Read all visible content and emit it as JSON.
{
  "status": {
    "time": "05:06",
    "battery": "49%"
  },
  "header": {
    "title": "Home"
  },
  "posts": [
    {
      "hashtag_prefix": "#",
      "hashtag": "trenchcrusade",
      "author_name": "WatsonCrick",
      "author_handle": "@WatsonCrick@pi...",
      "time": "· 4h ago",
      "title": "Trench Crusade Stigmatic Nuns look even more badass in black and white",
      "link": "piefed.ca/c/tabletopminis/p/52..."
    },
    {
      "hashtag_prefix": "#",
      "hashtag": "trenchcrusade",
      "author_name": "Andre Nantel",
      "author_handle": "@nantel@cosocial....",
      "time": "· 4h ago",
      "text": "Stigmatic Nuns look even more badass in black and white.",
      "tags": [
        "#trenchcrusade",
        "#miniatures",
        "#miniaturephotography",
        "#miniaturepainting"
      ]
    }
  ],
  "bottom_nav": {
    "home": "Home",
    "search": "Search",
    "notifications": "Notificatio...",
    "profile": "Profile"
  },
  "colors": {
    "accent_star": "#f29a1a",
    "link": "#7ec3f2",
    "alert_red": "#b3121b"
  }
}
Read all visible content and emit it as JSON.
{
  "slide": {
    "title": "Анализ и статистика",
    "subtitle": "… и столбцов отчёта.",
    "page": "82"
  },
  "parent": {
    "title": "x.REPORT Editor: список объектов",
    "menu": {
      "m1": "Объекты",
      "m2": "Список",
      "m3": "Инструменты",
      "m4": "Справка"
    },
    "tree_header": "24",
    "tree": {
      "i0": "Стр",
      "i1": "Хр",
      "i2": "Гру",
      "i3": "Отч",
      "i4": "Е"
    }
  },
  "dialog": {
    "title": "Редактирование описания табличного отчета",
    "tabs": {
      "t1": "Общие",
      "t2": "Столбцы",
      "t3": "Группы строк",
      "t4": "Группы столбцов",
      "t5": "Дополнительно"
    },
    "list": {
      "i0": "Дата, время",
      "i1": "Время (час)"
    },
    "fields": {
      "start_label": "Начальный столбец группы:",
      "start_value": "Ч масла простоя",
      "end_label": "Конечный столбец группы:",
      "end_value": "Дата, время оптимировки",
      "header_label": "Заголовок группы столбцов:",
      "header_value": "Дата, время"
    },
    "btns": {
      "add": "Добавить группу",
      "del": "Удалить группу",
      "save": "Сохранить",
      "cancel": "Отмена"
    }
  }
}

########################################

WHAT TO WORK ON » Output the entries verbatim.

WRITTEN SOLUTION »
Read all visible content and emit it as JSON.
{
  "status": {
    "time": "05:06",
    "battery": "49%"
  },
  "header": {
    "title": "Home"
  },
  "posts": [
    {
      "hashtag_prefix": "#",
      "hashtag": "trenchcrusade",
      "author_name": "WatsonCrick",
      "author_handle": "@WatsonCrick@pi...",
      "time": "· 4h ago",
      "title": "Trench Crusade Stigmatic Nuns look even more badass in black and white",
      "link": "piefed.ca/c/tabletopminis/p/52..."
    },
    {
      "hashtag_prefix": "#",
      "hashtag": "trenchcrusade",
      "author_name": "Andre Nantel",
      "author_handle": "@nantel@cosocial....",
      "time": "· 4h ago",
      "text": "Stigmatic Nuns look even more badass in black and white.",
      "tags": [
        "#trenchcrusade",
        "#miniatures",
        "#miniaturephotography",
        "#miniaturepainting"
      ]
    }
  ],
  "bottom_nav": {
    "home": "Home",
    "search": "Search",
    "notifications": "Notificatio...",
    "profile": "Profile"
  },
  "colors": {
    "accent_star": "#f29a1a",
    "link": "#7ec3f2",
    "alert_red": "#b3121b"
  }
}
Read all visible content and emit it as JSON.
{
  "slide": {
    "title": "Анализ и статистика",
    "subtitle": "… и столбцов отчёта.",
    "page": "82"
  },
  "parent": {
    "title": "x.REPORT Editor: список объектов",
    "menu": {
      "m1": "Объекты",
      "m2": "Список",
      "m3": "Инструменты",
      "m4": "Справка"
    },
    "tree_header": "24",
    "tree": {
      "i0": "Стр",
      "i1": "Хр",
      "i2": "Гру",
      "i3": "Отч",
      "i4": "Е"
    }
  },
  "dialog": {
    "title": "Редактирование описания табличного отчета",
    "tabs": {
      "t1": "Общие",
      "t2": "Столбцы",
      "t3": "Группы строк",
      "t4": "Группы столбцов",
      "t5": "Дополнительно"
    },
    "list": {
      "i0": "Дата, время",
      "i1": "Время (час)"
    },
    "fields": {
      "start_label": "Начальный столбец группы:",
      "start_value": "Ч масла простоя",
      "end_label": "Конечный столбец группы:",
      "end_value": "Дата, время оптимировки",
      "header_label": "Заголовок группы столбцов:",
      "header_value": "Дата, время"
    },
    "btns": {
      "add": "Добавить группу",
      "del": "Удалить группу",
      "save": "Сохранить",
      "cancel": "Отмена"
    }
  }
}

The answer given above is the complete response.